§ GIVEN PROBLEM
Select, from the data, each line where "것입니다" occurs.

§ RECORDS SHOWN
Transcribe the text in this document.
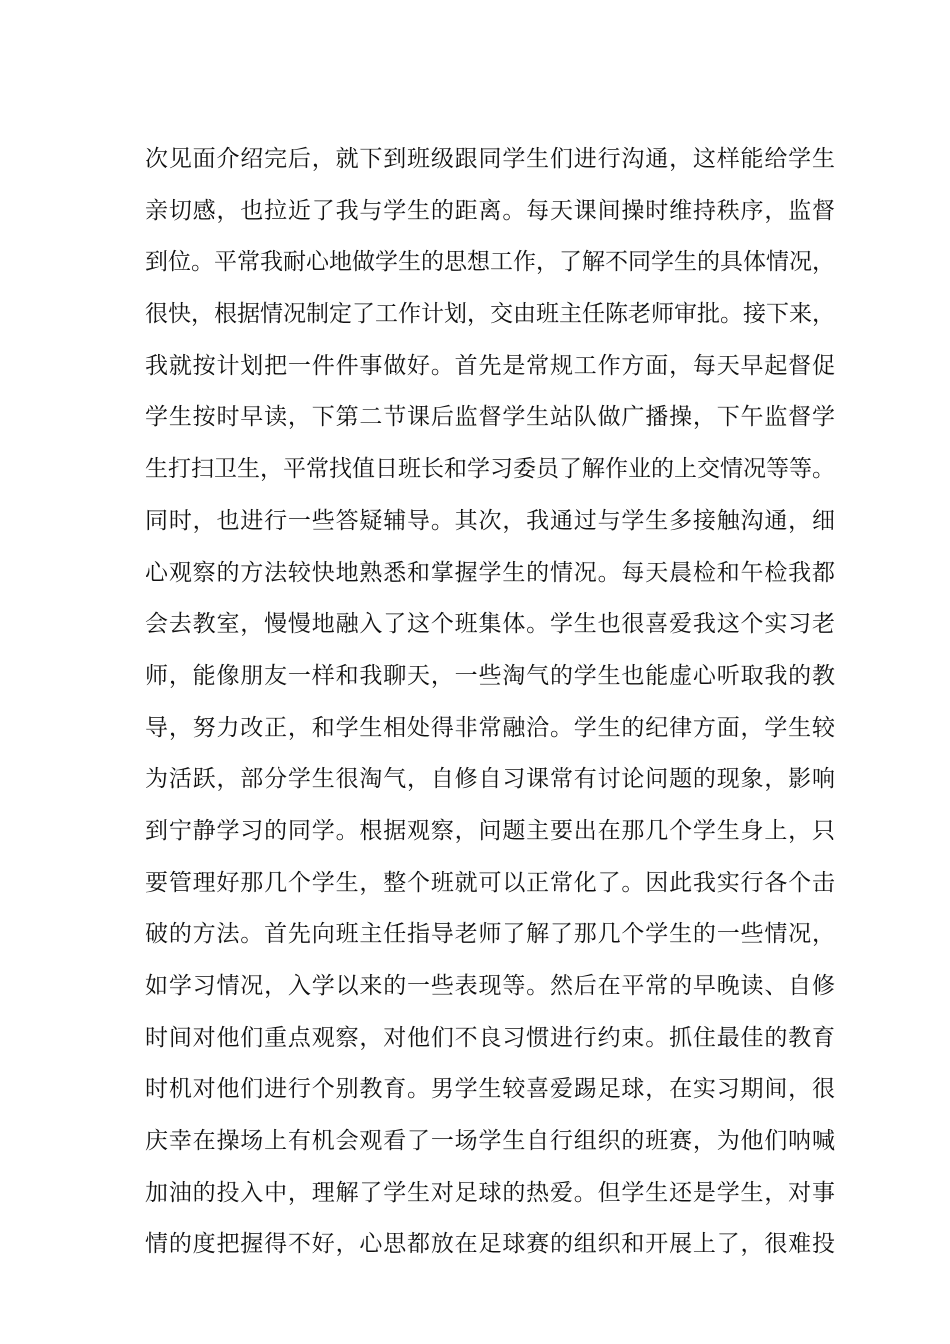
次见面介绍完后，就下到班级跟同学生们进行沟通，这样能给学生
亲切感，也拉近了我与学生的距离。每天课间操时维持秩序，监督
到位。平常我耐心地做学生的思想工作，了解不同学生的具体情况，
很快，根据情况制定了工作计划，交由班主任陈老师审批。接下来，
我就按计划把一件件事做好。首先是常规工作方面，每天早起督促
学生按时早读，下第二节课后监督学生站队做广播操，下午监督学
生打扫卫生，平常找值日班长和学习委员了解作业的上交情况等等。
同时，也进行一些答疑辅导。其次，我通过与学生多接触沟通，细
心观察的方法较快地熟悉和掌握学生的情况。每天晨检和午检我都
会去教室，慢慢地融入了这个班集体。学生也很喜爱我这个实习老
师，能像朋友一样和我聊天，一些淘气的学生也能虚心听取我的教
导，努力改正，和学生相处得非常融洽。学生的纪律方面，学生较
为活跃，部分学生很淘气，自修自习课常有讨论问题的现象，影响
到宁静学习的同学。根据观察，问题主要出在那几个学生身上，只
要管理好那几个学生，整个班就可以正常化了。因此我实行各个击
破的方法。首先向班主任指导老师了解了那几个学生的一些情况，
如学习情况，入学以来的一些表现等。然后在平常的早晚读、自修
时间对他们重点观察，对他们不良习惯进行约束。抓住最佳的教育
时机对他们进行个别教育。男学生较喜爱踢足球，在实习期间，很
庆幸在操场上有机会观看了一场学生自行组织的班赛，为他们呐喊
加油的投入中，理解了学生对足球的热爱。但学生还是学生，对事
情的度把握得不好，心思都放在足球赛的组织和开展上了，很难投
---
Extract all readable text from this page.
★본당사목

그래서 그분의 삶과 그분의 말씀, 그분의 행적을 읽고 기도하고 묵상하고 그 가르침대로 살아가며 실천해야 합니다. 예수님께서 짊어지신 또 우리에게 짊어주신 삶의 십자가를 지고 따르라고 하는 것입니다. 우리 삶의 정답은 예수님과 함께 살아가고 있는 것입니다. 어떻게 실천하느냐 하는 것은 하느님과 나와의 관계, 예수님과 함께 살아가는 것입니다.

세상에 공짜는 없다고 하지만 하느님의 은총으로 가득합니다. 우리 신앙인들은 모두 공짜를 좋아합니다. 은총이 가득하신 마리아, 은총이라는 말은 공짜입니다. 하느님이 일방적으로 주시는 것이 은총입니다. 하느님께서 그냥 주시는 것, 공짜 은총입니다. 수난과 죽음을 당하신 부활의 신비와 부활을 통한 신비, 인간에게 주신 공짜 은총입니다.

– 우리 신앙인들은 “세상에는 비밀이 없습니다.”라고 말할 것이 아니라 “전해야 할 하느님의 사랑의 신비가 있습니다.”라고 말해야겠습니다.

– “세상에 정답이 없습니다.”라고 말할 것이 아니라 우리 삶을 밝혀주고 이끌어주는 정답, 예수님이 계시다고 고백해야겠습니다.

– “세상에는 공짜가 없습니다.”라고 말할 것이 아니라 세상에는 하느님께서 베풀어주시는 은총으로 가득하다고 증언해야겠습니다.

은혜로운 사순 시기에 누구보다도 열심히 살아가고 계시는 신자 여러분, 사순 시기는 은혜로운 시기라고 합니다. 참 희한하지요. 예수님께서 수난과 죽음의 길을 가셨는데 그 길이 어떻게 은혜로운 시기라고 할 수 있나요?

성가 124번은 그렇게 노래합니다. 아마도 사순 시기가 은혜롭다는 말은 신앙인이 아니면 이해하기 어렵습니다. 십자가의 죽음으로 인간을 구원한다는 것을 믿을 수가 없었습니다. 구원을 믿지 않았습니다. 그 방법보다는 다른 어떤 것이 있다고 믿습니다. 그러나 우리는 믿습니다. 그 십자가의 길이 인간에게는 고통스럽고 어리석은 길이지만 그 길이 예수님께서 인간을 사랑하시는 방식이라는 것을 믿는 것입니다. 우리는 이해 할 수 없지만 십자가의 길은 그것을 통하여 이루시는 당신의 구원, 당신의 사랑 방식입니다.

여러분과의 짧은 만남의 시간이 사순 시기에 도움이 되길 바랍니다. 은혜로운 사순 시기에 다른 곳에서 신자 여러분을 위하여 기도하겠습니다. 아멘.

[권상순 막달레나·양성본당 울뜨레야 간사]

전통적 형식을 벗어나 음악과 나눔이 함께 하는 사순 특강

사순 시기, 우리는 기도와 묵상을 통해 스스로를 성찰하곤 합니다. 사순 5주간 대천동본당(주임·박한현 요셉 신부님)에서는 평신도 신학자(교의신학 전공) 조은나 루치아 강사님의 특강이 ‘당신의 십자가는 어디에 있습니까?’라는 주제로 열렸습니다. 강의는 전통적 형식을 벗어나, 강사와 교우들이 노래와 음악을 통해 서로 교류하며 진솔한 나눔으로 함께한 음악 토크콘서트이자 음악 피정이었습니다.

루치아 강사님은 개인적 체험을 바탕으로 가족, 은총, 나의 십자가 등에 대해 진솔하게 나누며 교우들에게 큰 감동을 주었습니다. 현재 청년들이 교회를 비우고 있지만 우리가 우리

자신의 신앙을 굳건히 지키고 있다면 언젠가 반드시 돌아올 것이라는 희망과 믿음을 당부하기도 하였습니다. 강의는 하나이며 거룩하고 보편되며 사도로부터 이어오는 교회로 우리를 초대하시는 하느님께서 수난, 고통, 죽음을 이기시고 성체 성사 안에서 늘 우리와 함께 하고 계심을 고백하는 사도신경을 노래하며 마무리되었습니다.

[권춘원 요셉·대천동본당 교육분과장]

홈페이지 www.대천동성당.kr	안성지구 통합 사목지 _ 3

§ RESPONSE FOR THIS EXERCISE
그래서 그분의 삶과 그분의 말씀, 그분의 행적을 읽고 기도하고 묵상하고 그 가르침대로 살아가며 실천해야 합니다. 예수님께서 짊어지신 또 우리에게 짊어주신 삶의 십자가를 지고 따르라고 하는 것입니다. 우리 삶의 정답은 예수님과 함께 살아가고 있는 것입니다. 어떻게 실천하느냐 하는 것은 하느님과 나와의 관계, 예수님과 함께 살아가는 것입니다.
성가 124번은 그렇게 노래합니다. 아마도 사순 시기가 은혜롭다는 말은 신앙인이 아니면 이해하기 어렵습니다. 십자가의 죽음으로 인간을 구원한다는 것을 믿을 수가 없었습니다. 구원을 믿지 않았습니다. 그 방법보다는 다른 어떤 것이 있다고 믿습니다. 그러나 우리는 믿습니다. 그 십자가의 길이 인간에게는 고통스럽고 어리석은 길이지만 그 길이 예수님께서 인간을 사랑하시는 방식이라는 것을 믿는 것입니다. 우리는 이해 할 수 없지만 십자가의 길은 그것을 통하여 이루시는 당신의 구원, 당신의 사랑 방식입니다.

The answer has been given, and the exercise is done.